▸ **Exercise requirements**: Set down the full listing exactly as given. Any pictures are to be left out.

▸ **Extracted information**:
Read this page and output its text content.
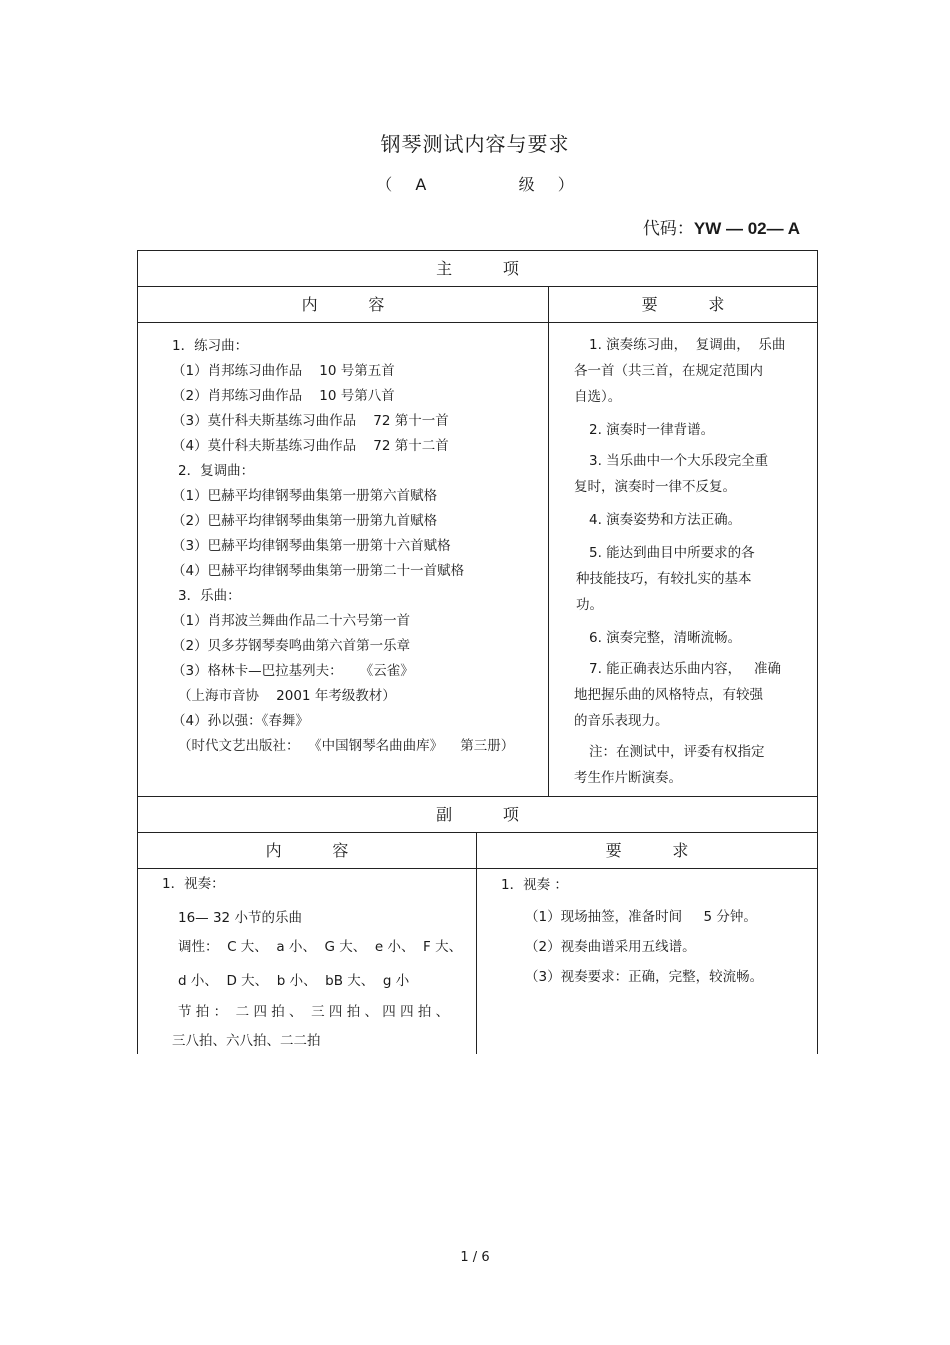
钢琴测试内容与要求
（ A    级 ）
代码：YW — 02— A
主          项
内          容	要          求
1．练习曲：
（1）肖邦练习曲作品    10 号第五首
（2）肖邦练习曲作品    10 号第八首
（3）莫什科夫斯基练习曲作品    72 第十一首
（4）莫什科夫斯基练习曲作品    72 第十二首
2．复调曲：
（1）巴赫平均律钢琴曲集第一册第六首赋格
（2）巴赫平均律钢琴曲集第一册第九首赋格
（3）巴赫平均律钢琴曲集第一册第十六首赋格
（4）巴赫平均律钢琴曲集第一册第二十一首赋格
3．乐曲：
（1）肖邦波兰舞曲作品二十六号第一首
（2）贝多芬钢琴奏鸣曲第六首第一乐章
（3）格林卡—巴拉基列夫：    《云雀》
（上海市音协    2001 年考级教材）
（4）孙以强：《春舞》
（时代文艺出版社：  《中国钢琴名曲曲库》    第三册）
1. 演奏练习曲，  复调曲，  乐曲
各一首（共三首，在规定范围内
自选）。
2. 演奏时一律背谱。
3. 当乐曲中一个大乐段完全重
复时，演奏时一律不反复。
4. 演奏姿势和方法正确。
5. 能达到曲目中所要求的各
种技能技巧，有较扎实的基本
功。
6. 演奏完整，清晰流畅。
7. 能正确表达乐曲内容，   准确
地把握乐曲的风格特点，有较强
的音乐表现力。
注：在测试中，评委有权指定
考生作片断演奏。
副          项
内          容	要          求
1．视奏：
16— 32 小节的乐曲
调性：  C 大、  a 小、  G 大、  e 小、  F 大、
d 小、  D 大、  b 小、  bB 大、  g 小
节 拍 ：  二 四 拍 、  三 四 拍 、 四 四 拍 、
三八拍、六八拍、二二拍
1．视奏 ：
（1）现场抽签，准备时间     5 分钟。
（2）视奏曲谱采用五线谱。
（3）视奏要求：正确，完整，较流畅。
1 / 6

▸ **Task response**:
Read this page and output its text content.
钢琴测试内容与要求
（ A    级 ）
代码：YW — 02— A
主          项
内          容	要          求
1．练习曲：
（1）肖邦练习曲作品    10 号第五首
（2）肖邦练习曲作品    10 号第八首
（3）莫什科夫斯基练习曲作品    72 第十一首
（4）莫什科夫斯基练习曲作品    72 第十二首
2．复调曲：
（1）巴赫平均律钢琴曲集第一册第六首赋格
（2）巴赫平均律钢琴曲集第一册第九首赋格
（3）巴赫平均律钢琴曲集第一册第十六首赋格
（4）巴赫平均律钢琴曲集第一册第二十一首赋格
3．乐曲：
（1）肖邦波兰舞曲作品二十六号第一首
（2）贝多芬钢琴奏鸣曲第六首第一乐章
（3）格林卡—巴拉基列夫：    《云雀》
（上海市音协    2001 年考级教材）
（4）孙以强：《春舞》
（时代文艺出版社：  《中国钢琴名曲曲库》    第三册）
1. 演奏练习曲，  复调曲，  乐曲
各一首（共三首，在规定范围内
自选）。
2. 演奏时一律背谱。
3. 当乐曲中一个大乐段完全重
复时，演奏时一律不反复。
4. 演奏姿势和方法正确。
5. 能达到曲目中所要求的各
种技能技巧，有较扎实的基本
功。
6. 演奏完整，清晰流畅。
7. 能正确表达乐曲内容，   准确
地把握乐曲的风格特点，有较强
的音乐表现力。
注：在测试中，评委有权指定
考生作片断演奏。
副          项
内          容	要          求
1．视奏：
16— 32 小节的乐曲
调性：  C 大、  a 小、  G 大、  e 小、  F 大、
d 小、  D 大、  b 小、  bB 大、  g 小
节 拍 ：  二 四 拍 、  三 四 拍 、 四 四 拍 、
三八拍、六八拍、二二拍
1．视奏 ：
（1）现场抽签，准备时间     5 分钟。
（2）视奏曲谱采用五线谱。
（3）视奏要求：正确，完整，较流畅。
1 / 6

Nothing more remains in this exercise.